◆ **PROBLEM DESCRIPTION**: Which lines in the records below contain the word "อยละ"? Copy each of them.

◆ **DATA SHOWN**:
·····

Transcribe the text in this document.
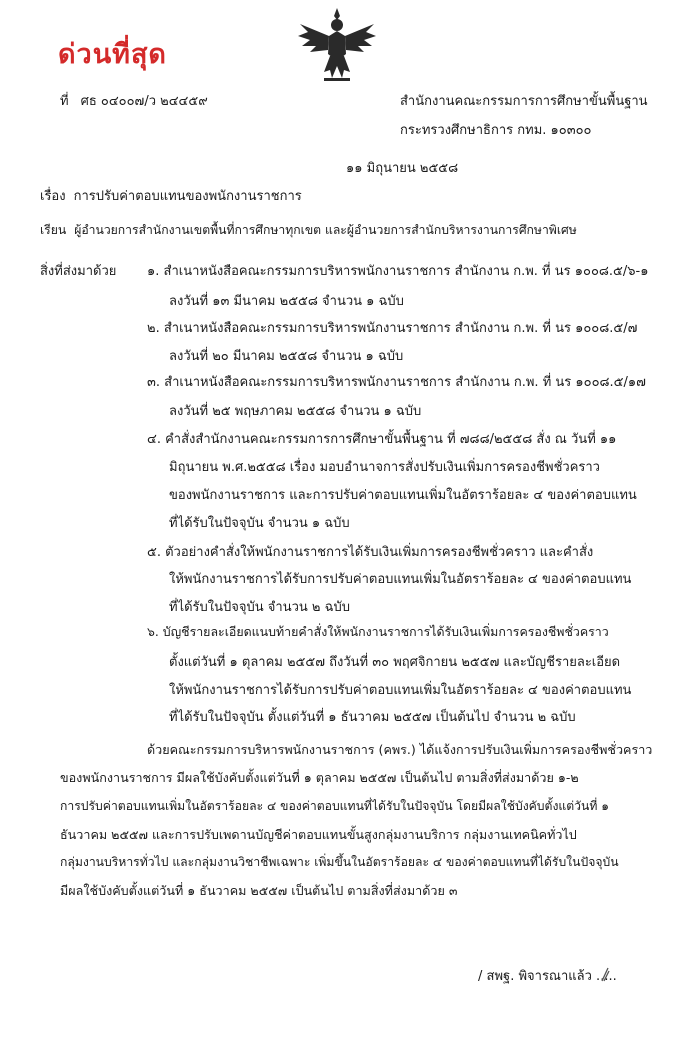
ด่วนที่สุด
ที่ ศธ ๐๔๐๐๗/ว ๒๔๔๕๙	สำนักงานคณะกรรมการการศึกษาขั้นพื้นฐาน
กระทรวงศึกษาธิการ กทม. ๑๐๓๐๐
๑๑ มิถุนายน ๒๕๕๘
เรื่อง การปรับค่าตอบแทนของพนักงานราชการ
เรียน ผู้อำนวยการสำนักงานเขตพื้นที่การศึกษาทุกเขต และผู้อำนวยการสำนักบริหารงานการศึกษาพิเศษ
สิ่งที่ส่งมาด้วย ๑. สำเนาหนังสือคณะกรรมการบริหารพนักงานราชการ สำนักงาน ก.พ. ที่ นร ๑๐๐๘.๕/๖-๑
ลงวันที่ ๑๓ มีนาคม ๒๕๕๘ จำนวน ๑ ฉบับ
๒. สำเนาหนังสือคณะกรรมการบริหารพนักงานราชการ สำนักงาน ก.พ. ที่ นร ๑๐๐๘.๕/๗
ลงวันที่ ๒๐ มีนาคม ๒๕๕๘ จำนวน ๑ ฉบับ
๓. สำเนาหนังสือคณะกรรมการบริหารพนักงานราชการ สำนักงาน ก.พ. ที่ นร ๑๐๐๘.๕/๑๗
ลงวันที่ ๒๕ พฤษภาคม ๒๕๕๘ จำนวน ๑ ฉบับ
๔. คำสั่งสำนักงานคณะกรรมการการศึกษาขั้นพื้นฐาน ที่ ๗๘๘/๒๕๕๘ สั่ง ณ วันที่ ๑๑
มิถุนายน พ.ศ.๒๕๕๘ เรื่อง มอบอำนาจการสั่งปรับเงินเพิ่มการครองชีพชั่วคราว
ของพนักงานราชการ และการปรับค่าตอบแทนเพิ่มในอัตราร้อยละ ๔ ของค่าตอบแทน
ที่ได้รับในปัจจุบัน จำนวน ๑ ฉบับ
๕. ตัวอย่างคำสั่งให้พนักงานราชการได้รับเงินเพิ่มการครองชีพชั่วคราว และคำสั่ง
ให้พนักงานราชการได้รับการปรับค่าตอบแทนเพิ่มในอัตราร้อยละ ๔ ของค่าตอบแทน
ที่ได้รับในปัจจุบัน จำนวน ๒ ฉบับ
๖. บัญชีรายละเอียดแนบท้ายคำสั่งให้พนักงานราชการได้รับเงินเพิ่มการครองชีพชั่วคราว
ตั้งแต่วันที่ ๑ ตุลาคม ๒๕๕๗ ถึงวันที่ ๓๐ พฤศจิกายน ๒๕๕๗ และบัญชีรายละเอียด
ให้พนักงานราชการได้รับการปรับค่าตอบแทนเพิ่มในอัตราร้อยละ ๔ ของค่าตอบแทน
ที่ได้รับในปัจจุบัน ตั้งแต่วันที่ ๑ ธันวาคม ๒๕๕๗ เป็นต้นไป จำนวน ๒ ฉบับ
ด้วยคณะกรรมการบริหารพนักงานราชการ (คพร.) ได้แจ้งการปรับเงินเพิ่มการครองชีพชั่วคราว
ของพนักงานราชการ มีผลใช้บังคับตั้งแต่วันที่ ๑ ตุลาคม ๒๕๕๗ เป็นต้นไป ตามสิ่งที่ส่งมาด้วย ๑-๒
การปรับค่าตอบแทนเพิ่มในอัตราร้อยละ ๔ ของค่าตอบแทนที่ได้รับในปัจจุบัน โดยมีผลใช้บังคับตั้งแต่วันที่ ๑
ธันวาคม ๒๕๕๗ และการปรับเพดานบัญชีค่าตอบแทนขั้นสูงกลุ่มงานบริการ กลุ่มงานเทคนิคทั่วไป
กลุ่มงานบริหารทั่วไป และกลุ่มงานวิชาชีพเฉพาะ เพิ่มขึ้นในอัตราร้อยละ ๔ ของค่าตอบแทนที่ได้รับในปัจจุบัน
มีผลใช้บังคับตั้งแต่วันที่ ๑ ธันวาคม ๒๕๕๗ เป็นต้นไป ตามสิ่งที่ส่งมาด้วย ๓
/ สพฐ. พิจารณาแล้ว .....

·····

◆ **THE RESULT**:
ของพนักงานราชการ และการปรับค่าตอบแทนเพิ่มในอัตราร้อยละ ๔ ของค่าตอบแทน
ให้พนักงานราชการได้รับการปรับค่าตอบแทนเพิ่มในอัตราร้อยละ ๔ ของค่าตอบแทน
ให้พนักงานราชการได้รับการปรับค่าตอบแทนเพิ่มในอัตราร้อยละ ๔ ของค่าตอบแทน
การปรับค่าตอบแทนเพิ่มในอัตราร้อยละ ๔ ของค่าตอบแทนที่ได้รับในปัจจุบัน โดยมีผลใช้บังคับตั้งแต่วันที่ ๑
กลุ่มงานบริหารทั่วไป และกลุ่มงานวิชาชีพเฉพาะ เพิ่มขึ้นในอัตราร้อยละ ๔ ของค่าตอบแทนที่ได้รับในปัจจุบัน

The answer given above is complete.